Segment Start: Document excerpt

Probability of default for bonds

Hello everyone,

Currently I am trying to solve a question regarding default probabilities.

image

Where I do
Coupon 1 value: 1000exp(-0,00753)=977,75
Coupon 2 value 1000* exp(-0,0075*5)=963,19

Exp Loss Coupon 1 = 977,75-875,4=102,35
Exp loss coupon 2 = 963,19-650,5 = 312,69

PD1:
PV of LGD (40%1000)= 391,1 (400exp(-0,0075*3)
PD 1 = 102,35/391,1=26,17%

And for PD 2 I am completely unaware of what has to be done

Can anyone help me with this?

Kind regards,
Luc

I’m just wondering why you are assuming continuously compounded interest. Also, I treated the 600 as coming in 1 year from now and the full 1,000 arriving at time 1.5. If I use 1.5% effective annual, I get a 1 year default probability of 0.2650.

ETA: For year 2, I think you have to do something similar to year 1. Equate the market price to the expected payouts, but the wrinkle here is that you have to add an extra term for the bond “surviving” to the start of year 2 but defaulting at the end of year 2.

Thanks for the help, but I still dont get how exactly you compute this. I just keep ending up with 26,17%. Could you show a calculation please?

Segment End: Document excerpt
Segment Start: Study material

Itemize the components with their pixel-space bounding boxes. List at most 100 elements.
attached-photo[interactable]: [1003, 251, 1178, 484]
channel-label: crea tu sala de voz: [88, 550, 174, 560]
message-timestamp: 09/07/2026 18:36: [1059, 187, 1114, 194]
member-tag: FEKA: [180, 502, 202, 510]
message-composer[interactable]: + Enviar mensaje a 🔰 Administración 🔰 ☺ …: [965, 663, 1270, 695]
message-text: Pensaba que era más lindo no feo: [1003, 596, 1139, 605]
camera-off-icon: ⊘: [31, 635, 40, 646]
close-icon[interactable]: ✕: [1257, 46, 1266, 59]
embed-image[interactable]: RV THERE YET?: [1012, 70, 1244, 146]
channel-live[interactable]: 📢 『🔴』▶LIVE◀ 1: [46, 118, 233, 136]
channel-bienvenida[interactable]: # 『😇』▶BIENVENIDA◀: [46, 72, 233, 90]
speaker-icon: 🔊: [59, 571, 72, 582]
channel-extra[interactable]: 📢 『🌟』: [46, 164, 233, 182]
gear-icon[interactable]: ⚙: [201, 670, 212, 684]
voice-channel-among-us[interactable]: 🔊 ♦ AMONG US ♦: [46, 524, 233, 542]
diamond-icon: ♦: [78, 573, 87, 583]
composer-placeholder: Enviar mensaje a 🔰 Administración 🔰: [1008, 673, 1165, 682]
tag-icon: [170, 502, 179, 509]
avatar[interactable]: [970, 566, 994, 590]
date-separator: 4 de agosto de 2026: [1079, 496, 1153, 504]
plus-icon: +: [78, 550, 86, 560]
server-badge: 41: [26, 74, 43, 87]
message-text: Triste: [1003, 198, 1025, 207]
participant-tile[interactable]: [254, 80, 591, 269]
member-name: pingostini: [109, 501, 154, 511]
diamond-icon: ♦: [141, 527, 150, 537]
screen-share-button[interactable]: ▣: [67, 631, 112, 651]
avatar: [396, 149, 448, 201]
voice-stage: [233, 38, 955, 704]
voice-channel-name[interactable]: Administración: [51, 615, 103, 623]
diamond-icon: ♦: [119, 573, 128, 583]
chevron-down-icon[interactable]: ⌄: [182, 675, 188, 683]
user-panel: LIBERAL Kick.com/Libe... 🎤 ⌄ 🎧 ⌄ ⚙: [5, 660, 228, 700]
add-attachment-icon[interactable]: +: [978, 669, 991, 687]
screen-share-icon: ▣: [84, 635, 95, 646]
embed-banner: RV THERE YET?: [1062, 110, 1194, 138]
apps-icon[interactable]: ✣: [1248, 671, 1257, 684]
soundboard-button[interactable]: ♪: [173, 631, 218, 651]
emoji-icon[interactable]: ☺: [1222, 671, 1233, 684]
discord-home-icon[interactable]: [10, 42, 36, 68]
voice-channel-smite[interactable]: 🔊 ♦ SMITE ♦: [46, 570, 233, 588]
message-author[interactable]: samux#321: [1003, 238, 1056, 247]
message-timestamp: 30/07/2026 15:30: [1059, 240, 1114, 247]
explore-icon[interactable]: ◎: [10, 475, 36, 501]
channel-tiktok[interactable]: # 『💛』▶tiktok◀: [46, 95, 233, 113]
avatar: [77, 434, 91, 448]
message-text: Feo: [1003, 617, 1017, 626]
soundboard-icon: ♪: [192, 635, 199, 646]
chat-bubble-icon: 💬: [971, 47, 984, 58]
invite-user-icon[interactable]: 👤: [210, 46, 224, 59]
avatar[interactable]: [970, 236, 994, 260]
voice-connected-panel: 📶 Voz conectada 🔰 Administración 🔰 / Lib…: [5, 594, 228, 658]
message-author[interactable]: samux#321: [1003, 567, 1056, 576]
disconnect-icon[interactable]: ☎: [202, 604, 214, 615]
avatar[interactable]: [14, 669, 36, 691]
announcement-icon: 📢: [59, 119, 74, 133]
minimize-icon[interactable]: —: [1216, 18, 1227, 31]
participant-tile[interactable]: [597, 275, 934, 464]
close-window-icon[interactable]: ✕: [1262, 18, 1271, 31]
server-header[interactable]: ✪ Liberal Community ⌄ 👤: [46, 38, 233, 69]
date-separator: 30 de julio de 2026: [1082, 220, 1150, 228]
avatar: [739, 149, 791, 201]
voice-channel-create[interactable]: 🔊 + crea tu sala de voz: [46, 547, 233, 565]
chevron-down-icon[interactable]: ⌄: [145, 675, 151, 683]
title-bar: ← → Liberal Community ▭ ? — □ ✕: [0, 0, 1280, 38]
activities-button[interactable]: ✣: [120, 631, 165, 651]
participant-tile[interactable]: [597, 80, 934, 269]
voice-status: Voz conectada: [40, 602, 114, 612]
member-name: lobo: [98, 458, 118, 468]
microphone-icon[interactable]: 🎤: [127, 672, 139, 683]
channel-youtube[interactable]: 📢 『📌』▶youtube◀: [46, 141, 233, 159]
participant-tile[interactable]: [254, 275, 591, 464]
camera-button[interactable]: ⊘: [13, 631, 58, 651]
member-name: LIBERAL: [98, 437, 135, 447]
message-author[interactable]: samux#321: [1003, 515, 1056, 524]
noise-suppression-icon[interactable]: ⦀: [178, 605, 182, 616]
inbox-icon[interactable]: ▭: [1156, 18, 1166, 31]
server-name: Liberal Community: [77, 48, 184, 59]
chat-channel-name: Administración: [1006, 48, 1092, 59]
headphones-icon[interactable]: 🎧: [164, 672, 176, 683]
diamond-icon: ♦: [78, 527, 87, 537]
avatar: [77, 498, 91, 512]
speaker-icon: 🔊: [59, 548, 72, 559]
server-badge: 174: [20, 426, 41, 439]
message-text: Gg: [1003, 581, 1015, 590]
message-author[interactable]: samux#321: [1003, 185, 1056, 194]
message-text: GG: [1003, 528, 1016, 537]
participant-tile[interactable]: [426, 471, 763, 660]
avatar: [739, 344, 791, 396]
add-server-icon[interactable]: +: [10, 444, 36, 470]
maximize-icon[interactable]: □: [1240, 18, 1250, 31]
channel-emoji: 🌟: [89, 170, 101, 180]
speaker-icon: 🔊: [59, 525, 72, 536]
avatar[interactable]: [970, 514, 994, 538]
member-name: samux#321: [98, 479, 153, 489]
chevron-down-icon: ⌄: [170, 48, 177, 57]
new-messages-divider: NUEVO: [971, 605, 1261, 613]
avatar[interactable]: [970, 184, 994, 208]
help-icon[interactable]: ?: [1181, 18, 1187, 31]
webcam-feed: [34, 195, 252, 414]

Segment End: Study material

Task instructions:
A - In the thread on bond default probabilities, what 1-year default probability does the reply get when it uses 1.5% effective annual interest?
B - Retype the stretch of the thread on bond default probabilities from "And for PD 2" through "end of year 2.".

Results for the exercise:
A - 0.2650

B -
And for PD 2 I am completely unaware of what has to be done

Can anyone help me with this?

Kind regards,
Luc

I’m just wondering why you are assuming continuously compounded interest. Also, I treated the 600 as coming in 1 year from now and the full 1,000 arriving at time 1.5. If I use 1.5% effective annual, I get a 1 year default probability of 0.2650.

ETA: For year 2, I think you have to do something similar to year 1. Equate the market price to the expected payouts, but the wrinkle here is that you have to add an extra term for the bond “surviving” to the start of year 2 but defaulting at the end of year 2.